YOUR OBJECTIVE: Give every line again exactly as it appears, please, but not the pictures.

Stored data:
○ ○ ○ ○ ○

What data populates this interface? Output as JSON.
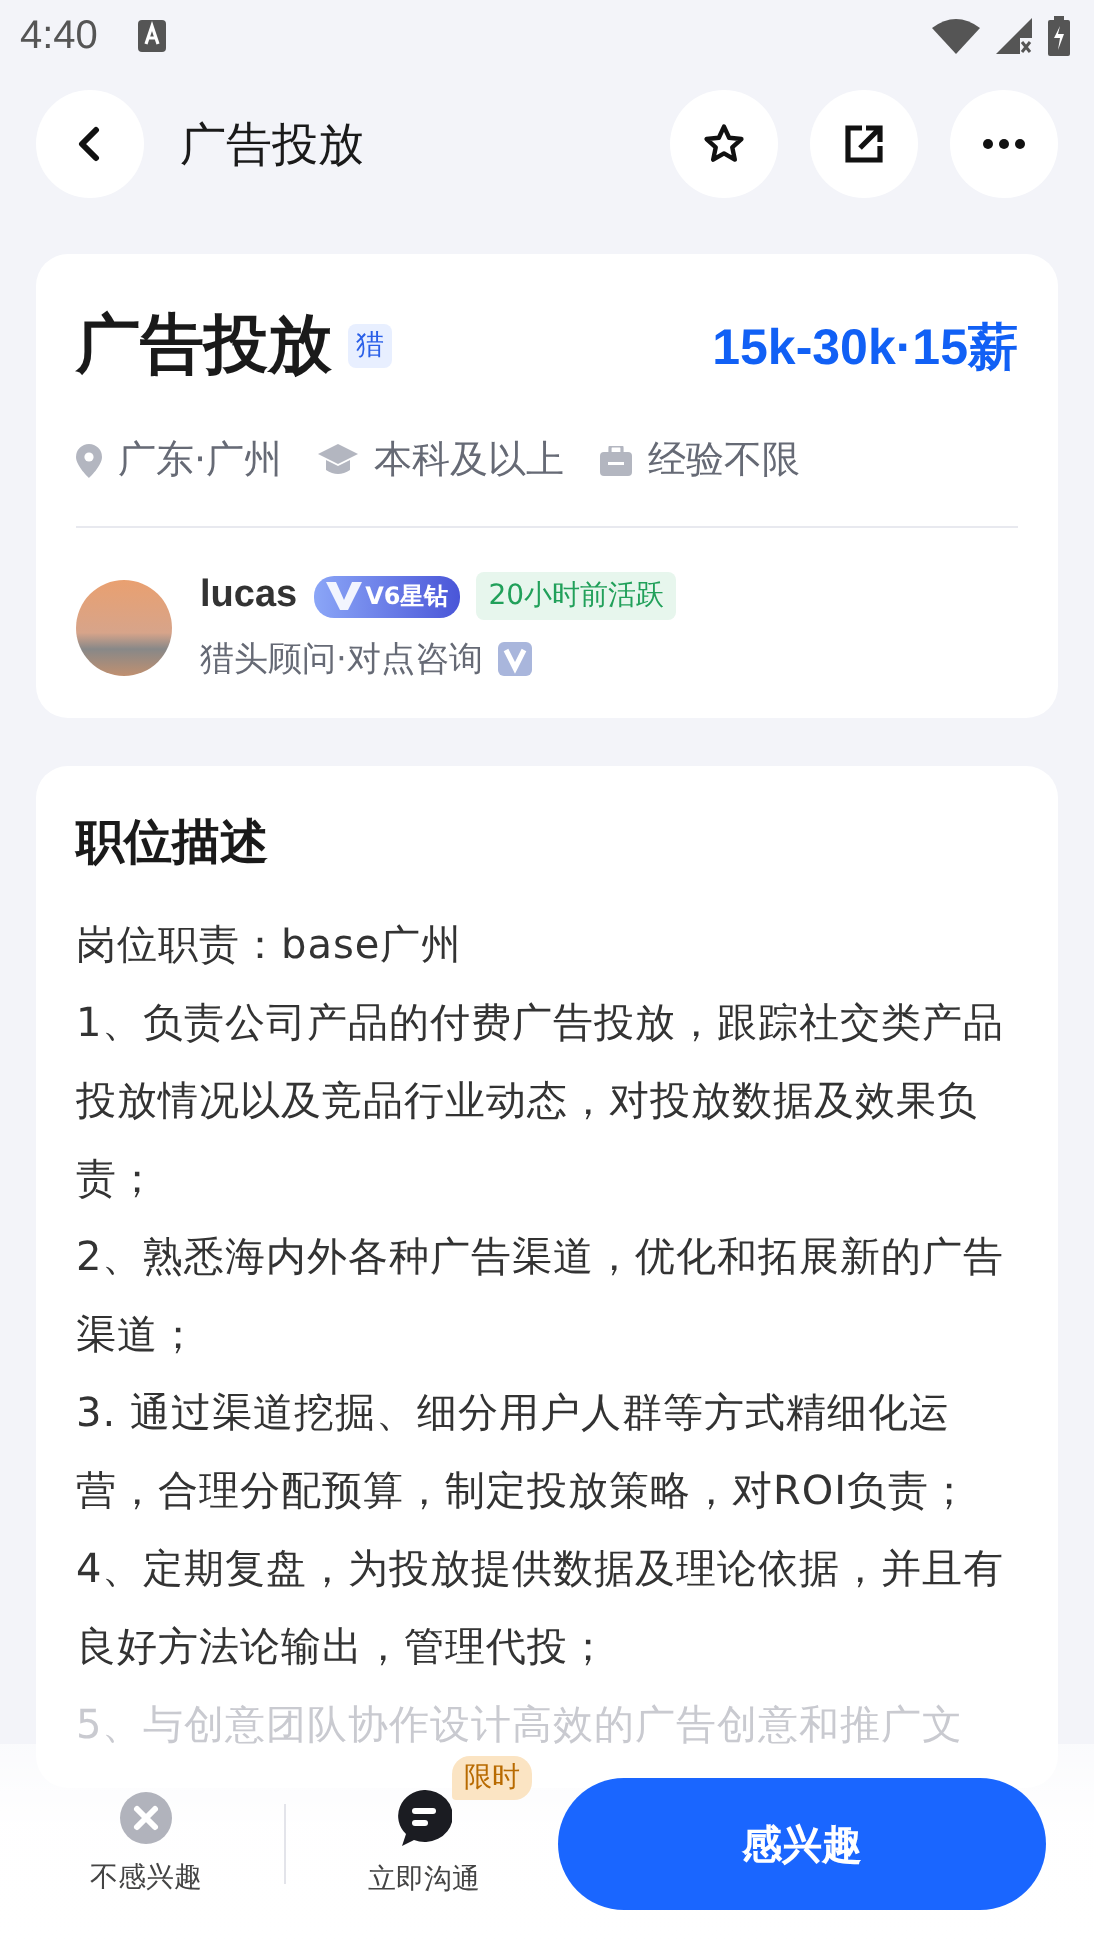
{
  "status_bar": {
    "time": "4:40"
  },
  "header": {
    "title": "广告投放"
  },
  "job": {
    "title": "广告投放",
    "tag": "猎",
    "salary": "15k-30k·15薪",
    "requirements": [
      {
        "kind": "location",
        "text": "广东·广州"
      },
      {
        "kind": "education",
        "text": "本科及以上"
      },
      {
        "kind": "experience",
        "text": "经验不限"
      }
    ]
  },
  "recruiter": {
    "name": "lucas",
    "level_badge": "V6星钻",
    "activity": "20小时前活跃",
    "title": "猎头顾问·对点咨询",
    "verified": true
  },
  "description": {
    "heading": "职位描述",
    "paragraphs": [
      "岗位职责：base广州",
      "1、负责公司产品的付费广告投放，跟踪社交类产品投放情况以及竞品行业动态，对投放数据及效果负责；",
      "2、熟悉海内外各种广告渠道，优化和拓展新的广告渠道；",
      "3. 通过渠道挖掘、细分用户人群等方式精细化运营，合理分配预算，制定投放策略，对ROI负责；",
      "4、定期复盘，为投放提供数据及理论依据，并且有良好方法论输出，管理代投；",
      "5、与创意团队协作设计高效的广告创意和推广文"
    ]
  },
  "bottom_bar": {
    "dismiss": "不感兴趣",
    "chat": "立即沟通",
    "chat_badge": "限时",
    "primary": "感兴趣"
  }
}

○ ○ ○ ○ ○

RESPONSE TO THE EXERCISE:
What data populates this interface? Output as JSON.
{
  "status_bar": {
    "time": "4:40"
  },
  "header": {
    "title": "广告投放"
  },
  "job": {
    "title": "广告投放",
    "tag": "猎",
    "salary": "15k-30k·15薪",
    "requirements": [
      {
        "kind": "location",
        "text": "广东·广州"
      },
      {
        "kind": "education",
        "text": "本科及以上"
      },
      {
        "kind": "experience",
        "text": "经验不限"
      }
    ]
  },
  "recruiter": {
    "name": "lucas",
    "level_badge": "V6星钻",
    "activity": "20小时前活跃",
    "title": "猎头顾问·对点咨询",
    "verified": true
  },
  "description": {
    "heading": "职位描述",
    "paragraphs": [
      "岗位职责：base广州",
      "1、负责公司产品的付费广告投放，跟踪社交类产品投放情况以及竞品行业动态，对投放数据及效果负责；",
      "2、熟悉海内外各种广告渠道，优化和拓展新的广告渠道；",
      "3. 通过渠道挖掘、细分用户人群等方式精细化运营，合理分配预算，制定投放策略，对ROI负责；",
      "4、定期复盘，为投放提供数据及理论依据，并且有良好方法论输出，管理代投；",
      "5、与创意团队协作设计高效的广告创意和推广文"
    ]
  },
  "bottom_bar": {
    "dismiss": "不感兴趣",
    "chat": "立即沟通",
    "chat_badge": "限时",
    "primary": "感兴趣"
  }
}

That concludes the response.